**SHORT EXERCISE:** Below are some records. Say how many of their lines contain the string "kommen", and give nothing but the number.

------------------------------

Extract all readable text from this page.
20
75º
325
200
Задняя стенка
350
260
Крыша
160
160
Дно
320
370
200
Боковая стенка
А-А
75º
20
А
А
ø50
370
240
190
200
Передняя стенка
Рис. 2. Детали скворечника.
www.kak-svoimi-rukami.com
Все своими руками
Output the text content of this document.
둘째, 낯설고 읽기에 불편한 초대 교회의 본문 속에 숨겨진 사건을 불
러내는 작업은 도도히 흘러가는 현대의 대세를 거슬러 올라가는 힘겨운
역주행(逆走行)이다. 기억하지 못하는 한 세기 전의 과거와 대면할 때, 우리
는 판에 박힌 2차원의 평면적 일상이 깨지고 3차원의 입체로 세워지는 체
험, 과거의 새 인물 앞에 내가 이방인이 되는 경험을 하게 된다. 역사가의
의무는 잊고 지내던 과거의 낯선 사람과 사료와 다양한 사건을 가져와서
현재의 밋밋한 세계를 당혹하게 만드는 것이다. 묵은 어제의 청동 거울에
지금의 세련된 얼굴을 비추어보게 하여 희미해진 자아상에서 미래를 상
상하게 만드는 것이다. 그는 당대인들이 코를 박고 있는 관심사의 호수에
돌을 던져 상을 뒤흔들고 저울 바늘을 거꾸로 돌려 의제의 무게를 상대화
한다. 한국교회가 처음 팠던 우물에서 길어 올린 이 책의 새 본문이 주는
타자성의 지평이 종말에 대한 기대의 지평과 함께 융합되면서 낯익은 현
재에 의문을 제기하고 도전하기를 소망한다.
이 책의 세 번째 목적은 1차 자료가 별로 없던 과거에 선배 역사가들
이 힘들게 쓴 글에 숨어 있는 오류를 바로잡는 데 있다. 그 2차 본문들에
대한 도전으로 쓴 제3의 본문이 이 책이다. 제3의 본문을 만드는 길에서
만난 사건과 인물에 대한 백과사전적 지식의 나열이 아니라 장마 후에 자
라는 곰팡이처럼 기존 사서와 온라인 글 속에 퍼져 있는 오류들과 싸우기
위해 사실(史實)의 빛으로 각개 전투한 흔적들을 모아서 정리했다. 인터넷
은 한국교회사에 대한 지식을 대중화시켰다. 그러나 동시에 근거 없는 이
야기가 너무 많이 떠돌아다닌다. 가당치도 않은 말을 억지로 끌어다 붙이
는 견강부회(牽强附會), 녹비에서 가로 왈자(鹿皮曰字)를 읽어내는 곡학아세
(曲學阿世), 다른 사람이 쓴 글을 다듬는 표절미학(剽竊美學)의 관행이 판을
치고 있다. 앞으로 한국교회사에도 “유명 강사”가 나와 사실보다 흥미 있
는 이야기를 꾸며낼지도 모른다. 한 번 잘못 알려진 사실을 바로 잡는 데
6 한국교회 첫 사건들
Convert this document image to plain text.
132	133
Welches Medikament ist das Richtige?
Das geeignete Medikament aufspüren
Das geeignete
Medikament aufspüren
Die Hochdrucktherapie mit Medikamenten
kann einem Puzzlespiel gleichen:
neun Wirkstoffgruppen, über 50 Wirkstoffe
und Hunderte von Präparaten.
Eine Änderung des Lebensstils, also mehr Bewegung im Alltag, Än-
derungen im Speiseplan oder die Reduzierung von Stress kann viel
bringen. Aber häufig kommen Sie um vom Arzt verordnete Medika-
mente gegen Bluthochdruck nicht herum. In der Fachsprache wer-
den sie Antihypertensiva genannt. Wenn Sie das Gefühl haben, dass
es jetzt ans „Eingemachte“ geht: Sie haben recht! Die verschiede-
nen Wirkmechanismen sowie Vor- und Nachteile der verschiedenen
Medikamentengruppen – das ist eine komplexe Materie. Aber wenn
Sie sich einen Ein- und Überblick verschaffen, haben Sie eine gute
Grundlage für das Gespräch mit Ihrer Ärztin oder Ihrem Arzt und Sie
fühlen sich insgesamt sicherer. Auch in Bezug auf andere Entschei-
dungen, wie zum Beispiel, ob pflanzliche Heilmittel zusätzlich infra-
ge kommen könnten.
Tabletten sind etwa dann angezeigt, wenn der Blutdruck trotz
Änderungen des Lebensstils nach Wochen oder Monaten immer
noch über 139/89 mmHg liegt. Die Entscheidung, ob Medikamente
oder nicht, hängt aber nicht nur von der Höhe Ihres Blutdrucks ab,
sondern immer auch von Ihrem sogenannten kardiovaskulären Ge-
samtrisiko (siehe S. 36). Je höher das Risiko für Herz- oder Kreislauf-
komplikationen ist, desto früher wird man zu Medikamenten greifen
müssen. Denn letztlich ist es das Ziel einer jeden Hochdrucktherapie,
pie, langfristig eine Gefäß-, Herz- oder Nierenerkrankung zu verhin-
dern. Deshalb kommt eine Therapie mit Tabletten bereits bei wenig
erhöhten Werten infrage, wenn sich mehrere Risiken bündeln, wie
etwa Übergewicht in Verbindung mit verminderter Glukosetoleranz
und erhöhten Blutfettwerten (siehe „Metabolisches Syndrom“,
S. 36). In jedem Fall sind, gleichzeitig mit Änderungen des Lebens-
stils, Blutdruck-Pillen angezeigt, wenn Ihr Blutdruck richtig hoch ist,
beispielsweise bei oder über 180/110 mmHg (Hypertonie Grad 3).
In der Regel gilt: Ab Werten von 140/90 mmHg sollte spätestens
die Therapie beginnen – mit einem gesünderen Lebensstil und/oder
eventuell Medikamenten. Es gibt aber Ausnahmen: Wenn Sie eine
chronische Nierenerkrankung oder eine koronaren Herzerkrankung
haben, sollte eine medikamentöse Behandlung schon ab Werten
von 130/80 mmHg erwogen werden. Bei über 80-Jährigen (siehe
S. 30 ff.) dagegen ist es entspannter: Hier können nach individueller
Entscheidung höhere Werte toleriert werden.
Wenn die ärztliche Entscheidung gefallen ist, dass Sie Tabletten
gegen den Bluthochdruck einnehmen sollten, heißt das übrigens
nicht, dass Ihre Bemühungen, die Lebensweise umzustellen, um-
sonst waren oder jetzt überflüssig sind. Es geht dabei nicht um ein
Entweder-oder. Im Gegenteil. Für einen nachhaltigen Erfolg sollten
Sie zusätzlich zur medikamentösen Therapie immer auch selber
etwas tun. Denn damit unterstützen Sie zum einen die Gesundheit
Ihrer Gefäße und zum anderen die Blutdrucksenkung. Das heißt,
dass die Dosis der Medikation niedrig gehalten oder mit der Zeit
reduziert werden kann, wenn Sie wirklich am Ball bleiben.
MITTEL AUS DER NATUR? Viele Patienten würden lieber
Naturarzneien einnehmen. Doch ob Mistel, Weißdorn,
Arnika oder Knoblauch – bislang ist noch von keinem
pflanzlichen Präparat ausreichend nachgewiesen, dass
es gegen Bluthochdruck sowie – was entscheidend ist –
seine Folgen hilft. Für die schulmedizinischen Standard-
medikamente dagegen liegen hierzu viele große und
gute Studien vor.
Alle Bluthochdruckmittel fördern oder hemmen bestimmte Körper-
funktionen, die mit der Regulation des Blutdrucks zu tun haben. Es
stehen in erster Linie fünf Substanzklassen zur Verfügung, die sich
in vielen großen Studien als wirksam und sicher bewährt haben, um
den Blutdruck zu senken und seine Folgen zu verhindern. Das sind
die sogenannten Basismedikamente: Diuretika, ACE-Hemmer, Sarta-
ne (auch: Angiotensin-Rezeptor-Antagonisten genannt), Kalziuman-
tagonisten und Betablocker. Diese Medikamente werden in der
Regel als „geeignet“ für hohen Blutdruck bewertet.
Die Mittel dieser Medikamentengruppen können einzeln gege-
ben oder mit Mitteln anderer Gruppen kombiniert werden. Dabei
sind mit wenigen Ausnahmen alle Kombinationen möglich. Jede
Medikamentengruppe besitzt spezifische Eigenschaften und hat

------------------------------

**RESULT FOR THIS TASK:** 2